## [The data]
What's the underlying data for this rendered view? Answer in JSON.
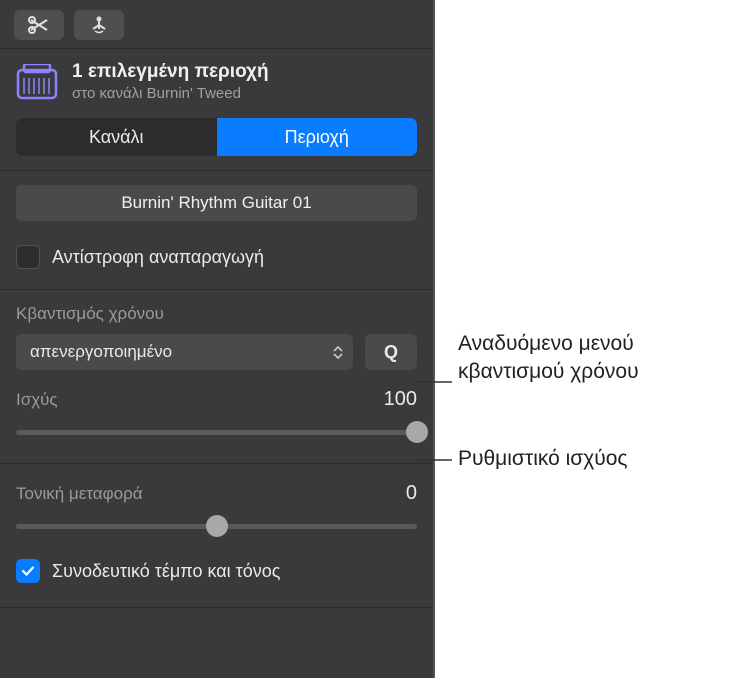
{
  "region": {
    "title": "1 επιλεγμένη περιοχή",
    "subtitle": "στο κανάλι Burnin' Tweed"
  },
  "tabs": {
    "channel": "Κανάλι",
    "region": "Περιοχή"
  },
  "regionName": "Burnin' Rhythm Guitar 01",
  "reversePlayback": {
    "label": "Αντίστροφη αναπαραγωγή",
    "checked": false
  },
  "timeQuantize": {
    "label": "Κβαντισμός χρόνου",
    "value": "απενεργοποιημένο",
    "qButton": "Q"
  },
  "strength": {
    "label": "Ισχύς",
    "value": "100",
    "position": 100
  },
  "transpose": {
    "label": "Τονική μεταφορά",
    "value": "0",
    "position": 50
  },
  "followTempo": {
    "label": "Συνοδευτικό τέμπο και τόνος",
    "checked": true
  },
  "callouts": {
    "quantizeMenu": "Αναδυόμενο μενού κβαντισμού χρόνου",
    "strengthSlider": "Ρυθμιστικό ισχύος"
  }
}
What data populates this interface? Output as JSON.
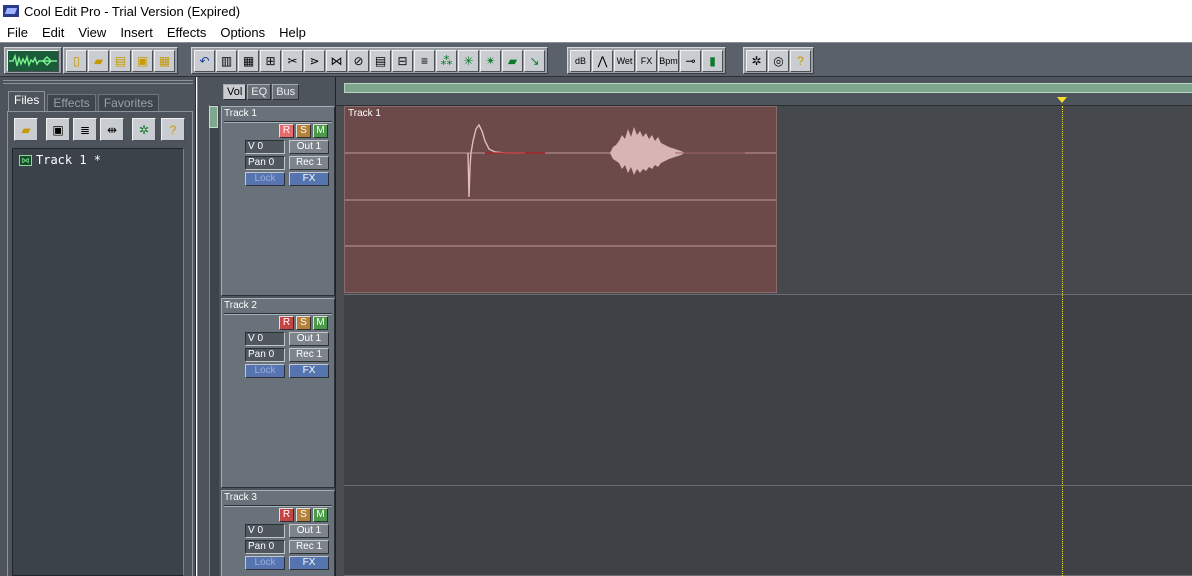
{
  "window": {
    "title": "Cool Edit Pro - Trial Version (Expired)"
  },
  "menu": [
    "File",
    "Edit",
    "View",
    "Insert",
    "Effects",
    "Options",
    "Help"
  ],
  "toolbar": {
    "groups": [
      {
        "buttons": [
          "waveform-mode-icon"
        ]
      },
      {
        "buttons": [
          "new-icon",
          "open-icon",
          "open-append-icon",
          "save-icon",
          "save-all-icon"
        ]
      },
      {
        "buttons": [
          "undo-icon",
          "mix-icon",
          "envelope-icon",
          "insert-icon",
          "cut-icon",
          "split-icon",
          "merge-icon",
          "loop-icon",
          "lock-icon",
          "align-icon",
          "shift-icon",
          "noise-icon",
          "snap-icon",
          "mute-icon",
          "spectral-icon",
          "pan-icon"
        ]
      },
      {
        "buttons": [
          "db-icon",
          "lr-icon",
          "wet-icon",
          "fx-icon",
          "bpm-icon",
          "link-icon",
          "tempo-icon"
        ]
      },
      {
        "buttons": [
          "settings-icon",
          "info-icon",
          "help-icon"
        ]
      }
    ],
    "labels": {
      "db": "dB",
      "wet": "Wet",
      "fx": "FX",
      "bpm": "Bpm",
      "help": "?"
    }
  },
  "organizer": {
    "tabs": [
      "Files",
      "Effects",
      "Favorites"
    ],
    "active_tab": "Files",
    "buttons": [
      "open-file-icon",
      "close-file-icon",
      "insert-into-multitrack-icon",
      "edit-file-icon",
      "organizer-options-icon",
      "help-icon"
    ],
    "help_label": "?",
    "files": [
      {
        "name": "Track 1 *"
      }
    ]
  },
  "view_tabs": [
    "Vol",
    "EQ",
    "Bus"
  ],
  "active_view_tab": "Vol",
  "tracks": [
    {
      "name": "Track 1",
      "r": "R",
      "s": "S",
      "m": "M",
      "volume": "V 0",
      "pan": "Pan 0",
      "out": "Out 1",
      "rec": "Rec 1",
      "lock": "Lock",
      "fx": "FX"
    },
    {
      "name": "Track 2",
      "r": "R",
      "s": "S",
      "m": "M",
      "volume": "V 0",
      "pan": "Pan 0",
      "out": "Out 1",
      "rec": "Rec 1",
      "lock": "Lock",
      "fx": "FX"
    },
    {
      "name": "Track 3",
      "r": "R",
      "s": "S",
      "m": "M",
      "volume": "V 0",
      "pan": "Pan 0",
      "out": "Out 1",
      "rec": "Rec 1",
      "lock": "Lock",
      "fx": "FX"
    }
  ],
  "clips": [
    {
      "label": "Track 1"
    }
  ],
  "colors": {
    "clip": "#6d4a4a",
    "playhead": "#f3de2c",
    "record_active": "#e86a6a",
    "overview": "#7fa68e"
  }
}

## [Your task]
Exactly reproduce each record, leaving out any pictures.

## [Solution for this task]
What's the underlying data for this rendered view? Answer in JSON.
{
  "region": {
    "title": "1 επιλεγμένη περιοχή",
    "subtitle": "στο κανάλι Burnin' Tweed"
  },
  "tabs": {
    "channel": "Κανάλι",
    "region": "Περιοχή"
  },
  "regionName": "Burnin' Rhythm Guitar 01",
  "reversePlayback": {
    "label": "Αντίστροφη αναπαραγωγή",
    "checked": false
  },
  "timeQuantize": {
    "label": "Κβαντισμός χρόνου",
    "value": "απενεργοποιημένο",
    "qButton": "Q"
  },
  "strength": {
    "label": "Ισχύς",
    "value": "100",
    "position": 100
  },
  "transpose": {
    "label": "Τονική μεταφορά",
    "value": "0",
    "position": 50
  },
  "followTempo": {
    "label": "Συνοδευτικό τέμπο και τόνος",
    "checked": true
  },
  "callouts": {
    "quantizeMenu": "Αναδυόμενο μενού κβαντισμού χρόνου",
    "strengthSlider": "Ρυθμιστικό ισχύος"
  }
}
What data populates this interface? Output as JSON.
{
  "window": {
    "title": "Cool Edit Pro - Trial Version (Expired)"
  },
  "menu": [
    "File",
    "Edit",
    "View",
    "Insert",
    "Effects",
    "Options",
    "Help"
  ],
  "toolbar": {
    "groups": [
      {
        "buttons": [
          "waveform-mode-icon"
        ]
      },
      {
        "buttons": [
          "new-icon",
          "open-icon",
          "open-append-icon",
          "save-icon",
          "save-all-icon"
        ]
      },
      {
        "buttons": [
          "undo-icon",
          "mix-icon",
          "envelope-icon",
          "insert-icon",
          "cut-icon",
          "split-icon",
          "merge-icon",
          "loop-icon",
          "lock-icon",
          "align-icon",
          "shift-icon",
          "noise-icon",
          "snap-icon",
          "mute-icon",
          "spectral-icon",
          "pan-icon"
        ]
      },
      {
        "buttons": [
          "db-icon",
          "lr-icon",
          "wet-icon",
          "fx-icon",
          "bpm-icon",
          "link-icon",
          "tempo-icon"
        ]
      },
      {
        "buttons": [
          "settings-icon",
          "info-icon",
          "help-icon"
        ]
      }
    ],
    "labels": {
      "db": "dB",
      "wet": "Wet",
      "fx": "FX",
      "bpm": "Bpm",
      "help": "?"
    }
  },
  "organizer": {
    "tabs": [
      "Files",
      "Effects",
      "Favorites"
    ],
    "active_tab": "Files",
    "buttons": [
      "open-file-icon",
      "close-file-icon",
      "insert-into-multitrack-icon",
      "edit-file-icon",
      "organizer-options-icon",
      "help-icon"
    ],
    "help_label": "?",
    "files": [
      {
        "name": "Track 1 *"
      }
    ]
  },
  "view_tabs": [
    "Vol",
    "EQ",
    "Bus"
  ],
  "active_view_tab": "Vol",
  "tracks": [
    {
      "name": "Track 1",
      "r": "R",
      "s": "S",
      "m": "M",
      "volume": "V 0",
      "pan": "Pan 0",
      "out": "Out 1",
      "rec": "Rec 1",
      "lock": "Lock",
      "fx": "FX"
    },
    {
      "name": "Track 2",
      "r": "R",
      "s": "S",
      "m": "M",
      "volume": "V 0",
      "pan": "Pan 0",
      "out": "Out 1",
      "rec": "Rec 1",
      "lock": "Lock",
      "fx": "FX"
    },
    {
      "name": "Track 3",
      "r": "R",
      "s": "S",
      "m": "M",
      "volume": "V 0",
      "pan": "Pan 0",
      "out": "Out 1",
      "rec": "Rec 1",
      "lock": "Lock",
      "fx": "FX"
    }
  ],
  "clips": [
    {
      "label": "Track 1"
    }
  ],
  "colors": {
    "clip": "#6d4a4a",
    "playhead": "#f3de2c",
    "record_active": "#e86a6a",
    "overview": "#7fa68e"
  }
}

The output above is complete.